▽

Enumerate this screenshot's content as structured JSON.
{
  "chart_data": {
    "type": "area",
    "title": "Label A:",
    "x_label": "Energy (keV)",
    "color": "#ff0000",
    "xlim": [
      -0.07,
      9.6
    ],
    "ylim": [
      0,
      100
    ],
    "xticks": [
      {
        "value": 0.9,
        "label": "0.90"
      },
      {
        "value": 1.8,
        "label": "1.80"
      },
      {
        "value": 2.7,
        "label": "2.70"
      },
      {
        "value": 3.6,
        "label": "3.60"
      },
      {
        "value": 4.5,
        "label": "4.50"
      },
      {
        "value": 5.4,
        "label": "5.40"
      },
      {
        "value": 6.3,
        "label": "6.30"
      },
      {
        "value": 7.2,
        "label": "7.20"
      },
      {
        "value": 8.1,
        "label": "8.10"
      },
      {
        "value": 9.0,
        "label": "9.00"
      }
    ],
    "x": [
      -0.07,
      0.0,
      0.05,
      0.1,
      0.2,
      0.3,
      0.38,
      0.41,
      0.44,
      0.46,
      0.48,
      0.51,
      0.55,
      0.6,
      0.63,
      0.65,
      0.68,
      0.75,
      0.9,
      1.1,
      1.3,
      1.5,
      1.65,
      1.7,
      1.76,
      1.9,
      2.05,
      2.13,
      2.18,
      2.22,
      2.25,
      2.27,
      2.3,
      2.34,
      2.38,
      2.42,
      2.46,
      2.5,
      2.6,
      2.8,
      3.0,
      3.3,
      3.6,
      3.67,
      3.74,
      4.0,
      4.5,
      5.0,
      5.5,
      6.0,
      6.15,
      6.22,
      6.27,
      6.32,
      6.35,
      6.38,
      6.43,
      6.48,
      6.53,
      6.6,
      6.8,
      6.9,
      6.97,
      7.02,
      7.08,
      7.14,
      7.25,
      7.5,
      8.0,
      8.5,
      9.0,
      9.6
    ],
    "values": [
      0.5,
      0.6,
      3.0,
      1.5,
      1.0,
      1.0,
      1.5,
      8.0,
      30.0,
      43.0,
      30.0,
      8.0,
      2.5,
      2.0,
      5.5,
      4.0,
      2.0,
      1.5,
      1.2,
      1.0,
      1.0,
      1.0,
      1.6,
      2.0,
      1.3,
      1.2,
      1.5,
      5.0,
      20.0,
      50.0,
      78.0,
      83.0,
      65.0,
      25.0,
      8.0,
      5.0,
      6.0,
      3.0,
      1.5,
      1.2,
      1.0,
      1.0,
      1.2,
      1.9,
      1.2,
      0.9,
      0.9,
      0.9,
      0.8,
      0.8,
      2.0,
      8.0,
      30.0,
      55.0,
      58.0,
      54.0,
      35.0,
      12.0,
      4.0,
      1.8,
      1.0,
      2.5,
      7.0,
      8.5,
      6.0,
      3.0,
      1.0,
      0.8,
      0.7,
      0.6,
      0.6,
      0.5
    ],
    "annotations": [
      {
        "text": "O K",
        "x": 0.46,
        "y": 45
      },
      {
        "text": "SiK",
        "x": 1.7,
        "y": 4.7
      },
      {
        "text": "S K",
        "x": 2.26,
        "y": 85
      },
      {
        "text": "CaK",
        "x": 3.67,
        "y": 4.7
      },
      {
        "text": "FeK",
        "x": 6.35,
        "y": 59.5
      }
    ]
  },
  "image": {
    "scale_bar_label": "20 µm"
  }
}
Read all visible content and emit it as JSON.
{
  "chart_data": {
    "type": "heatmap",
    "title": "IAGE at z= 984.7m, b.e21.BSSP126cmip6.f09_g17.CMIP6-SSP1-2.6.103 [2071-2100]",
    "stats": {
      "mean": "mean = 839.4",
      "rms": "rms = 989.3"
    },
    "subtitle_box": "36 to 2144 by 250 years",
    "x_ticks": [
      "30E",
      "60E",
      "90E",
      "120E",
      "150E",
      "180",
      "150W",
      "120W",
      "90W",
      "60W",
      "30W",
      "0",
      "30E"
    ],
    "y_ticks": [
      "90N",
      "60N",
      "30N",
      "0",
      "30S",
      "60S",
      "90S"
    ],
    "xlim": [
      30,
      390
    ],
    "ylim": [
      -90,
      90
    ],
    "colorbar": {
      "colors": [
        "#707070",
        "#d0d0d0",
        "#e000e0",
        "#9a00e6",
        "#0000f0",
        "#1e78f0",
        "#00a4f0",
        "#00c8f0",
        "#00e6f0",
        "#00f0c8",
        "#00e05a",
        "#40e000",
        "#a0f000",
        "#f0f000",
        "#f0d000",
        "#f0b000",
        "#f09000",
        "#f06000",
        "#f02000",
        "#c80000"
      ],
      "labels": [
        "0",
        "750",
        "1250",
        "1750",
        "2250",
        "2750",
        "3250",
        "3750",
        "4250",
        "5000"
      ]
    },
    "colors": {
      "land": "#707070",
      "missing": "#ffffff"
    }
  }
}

△

What this task involves =
Your task is to gather every line with the word "content" and copy it.

Final result =
Enumerate this screenshot's content as structured JSON.
Read all visible content and emit it as JSON.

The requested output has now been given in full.